Part of a data file

◆ ◆ ◆ ◆

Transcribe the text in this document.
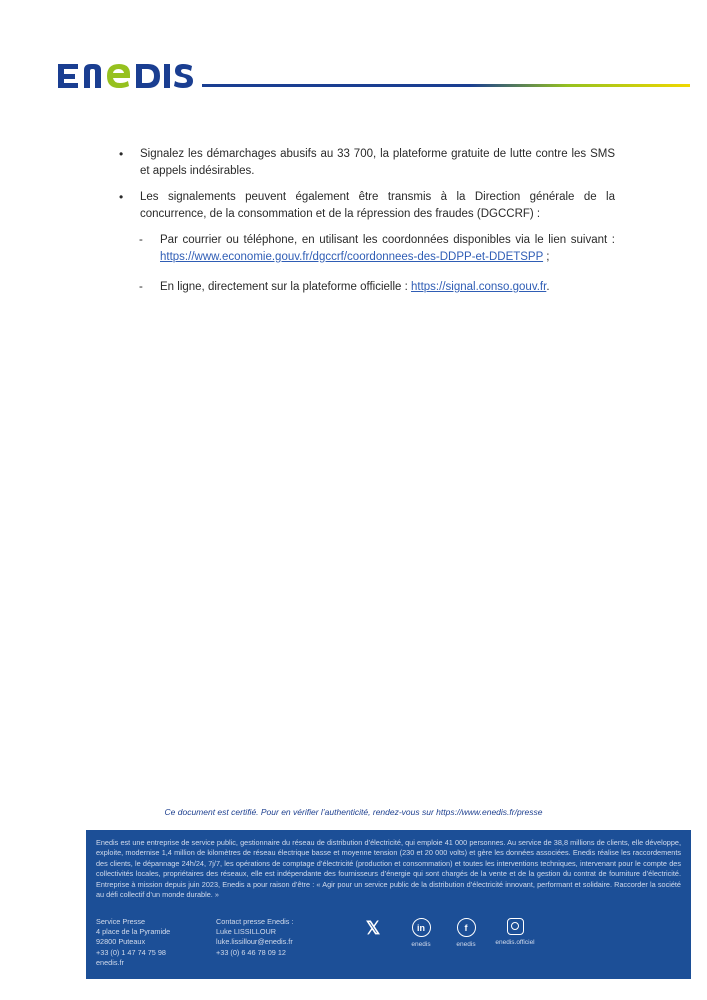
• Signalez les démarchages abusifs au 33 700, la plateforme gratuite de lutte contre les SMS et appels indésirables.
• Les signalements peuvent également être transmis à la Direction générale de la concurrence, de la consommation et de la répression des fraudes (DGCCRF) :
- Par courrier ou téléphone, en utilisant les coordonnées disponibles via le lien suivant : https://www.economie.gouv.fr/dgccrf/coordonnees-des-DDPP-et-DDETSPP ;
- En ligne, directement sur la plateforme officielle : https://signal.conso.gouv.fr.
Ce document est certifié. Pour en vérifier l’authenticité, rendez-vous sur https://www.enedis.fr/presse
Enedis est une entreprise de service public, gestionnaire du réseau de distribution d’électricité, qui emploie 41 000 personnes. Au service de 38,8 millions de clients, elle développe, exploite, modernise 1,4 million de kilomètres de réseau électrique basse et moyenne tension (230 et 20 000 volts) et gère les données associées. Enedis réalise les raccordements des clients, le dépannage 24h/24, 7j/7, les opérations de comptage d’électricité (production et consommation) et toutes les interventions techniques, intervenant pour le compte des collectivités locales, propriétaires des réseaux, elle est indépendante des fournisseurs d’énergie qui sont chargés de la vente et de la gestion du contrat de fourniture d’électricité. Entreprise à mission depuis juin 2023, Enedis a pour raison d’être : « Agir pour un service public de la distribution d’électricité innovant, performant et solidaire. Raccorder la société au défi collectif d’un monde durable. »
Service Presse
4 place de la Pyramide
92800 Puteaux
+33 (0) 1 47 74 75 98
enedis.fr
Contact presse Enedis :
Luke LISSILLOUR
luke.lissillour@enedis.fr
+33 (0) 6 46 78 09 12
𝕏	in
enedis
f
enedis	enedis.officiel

◆ ◆ ◆ ◆

*WHAT THE TASK ASKS:* Copy all lines in the listing above where the string "gouv" appears.

*ANSWER:*
- Par courrier ou téléphone, en utilisant les coordonnées disponibles via le lien suivant : https://www.economie.gouv.fr/dgccrf/coordonnees-des-DDPP-et-DDETSPP ;
- En ligne, directement sur la plateforme officielle : https://signal.conso.gouv.fr.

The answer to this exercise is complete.